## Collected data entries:
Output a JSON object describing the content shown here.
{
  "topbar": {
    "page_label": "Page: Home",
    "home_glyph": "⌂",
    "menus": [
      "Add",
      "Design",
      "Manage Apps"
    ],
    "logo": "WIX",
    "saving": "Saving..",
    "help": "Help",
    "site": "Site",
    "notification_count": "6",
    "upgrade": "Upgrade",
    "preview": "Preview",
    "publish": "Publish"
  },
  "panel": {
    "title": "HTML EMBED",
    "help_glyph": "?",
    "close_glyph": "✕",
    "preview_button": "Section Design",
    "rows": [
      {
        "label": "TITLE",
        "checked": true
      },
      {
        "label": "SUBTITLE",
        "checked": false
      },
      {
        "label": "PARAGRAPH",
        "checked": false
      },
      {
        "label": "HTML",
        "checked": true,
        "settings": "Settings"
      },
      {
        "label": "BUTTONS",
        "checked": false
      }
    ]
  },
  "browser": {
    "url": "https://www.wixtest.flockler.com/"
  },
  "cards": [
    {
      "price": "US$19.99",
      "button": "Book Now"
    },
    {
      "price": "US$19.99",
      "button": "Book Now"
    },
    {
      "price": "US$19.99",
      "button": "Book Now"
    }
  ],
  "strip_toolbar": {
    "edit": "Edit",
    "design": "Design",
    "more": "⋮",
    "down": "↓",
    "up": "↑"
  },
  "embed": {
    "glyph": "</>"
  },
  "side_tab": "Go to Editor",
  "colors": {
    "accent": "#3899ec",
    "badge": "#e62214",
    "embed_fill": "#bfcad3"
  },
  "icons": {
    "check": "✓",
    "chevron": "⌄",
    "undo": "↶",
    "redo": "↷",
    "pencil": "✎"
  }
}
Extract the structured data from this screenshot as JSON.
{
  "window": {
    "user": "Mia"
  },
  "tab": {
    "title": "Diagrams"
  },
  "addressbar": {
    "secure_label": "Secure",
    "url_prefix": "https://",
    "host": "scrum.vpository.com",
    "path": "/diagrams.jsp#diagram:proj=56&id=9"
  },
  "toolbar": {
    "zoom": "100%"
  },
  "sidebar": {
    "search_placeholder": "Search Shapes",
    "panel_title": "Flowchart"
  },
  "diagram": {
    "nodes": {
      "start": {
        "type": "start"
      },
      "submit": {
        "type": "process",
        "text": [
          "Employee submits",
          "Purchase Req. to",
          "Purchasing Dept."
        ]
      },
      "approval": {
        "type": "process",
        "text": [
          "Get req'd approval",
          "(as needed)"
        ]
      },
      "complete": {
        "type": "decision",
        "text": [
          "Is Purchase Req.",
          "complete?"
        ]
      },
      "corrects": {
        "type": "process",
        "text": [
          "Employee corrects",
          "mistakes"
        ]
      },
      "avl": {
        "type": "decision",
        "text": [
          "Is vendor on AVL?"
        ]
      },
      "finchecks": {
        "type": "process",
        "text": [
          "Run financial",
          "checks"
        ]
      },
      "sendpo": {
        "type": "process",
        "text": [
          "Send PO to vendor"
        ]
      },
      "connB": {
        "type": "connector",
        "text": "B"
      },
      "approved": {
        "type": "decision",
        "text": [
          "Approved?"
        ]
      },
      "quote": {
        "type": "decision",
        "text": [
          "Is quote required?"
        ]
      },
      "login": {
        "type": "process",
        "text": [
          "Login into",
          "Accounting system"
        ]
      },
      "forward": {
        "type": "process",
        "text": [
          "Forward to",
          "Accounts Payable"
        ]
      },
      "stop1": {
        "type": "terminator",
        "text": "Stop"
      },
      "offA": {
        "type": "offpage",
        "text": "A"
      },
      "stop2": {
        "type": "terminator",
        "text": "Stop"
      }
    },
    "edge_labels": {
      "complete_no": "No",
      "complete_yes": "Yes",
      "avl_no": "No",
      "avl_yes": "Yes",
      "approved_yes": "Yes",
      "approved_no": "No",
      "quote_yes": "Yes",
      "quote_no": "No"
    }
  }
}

## YOUR OBJECTIVE:
Where a line contains the string "JSON", extract that line.

## EXERCISE RESULT:
Output a JSON object describing the content shown here.
Extract the structured data from this screenshot as JSON.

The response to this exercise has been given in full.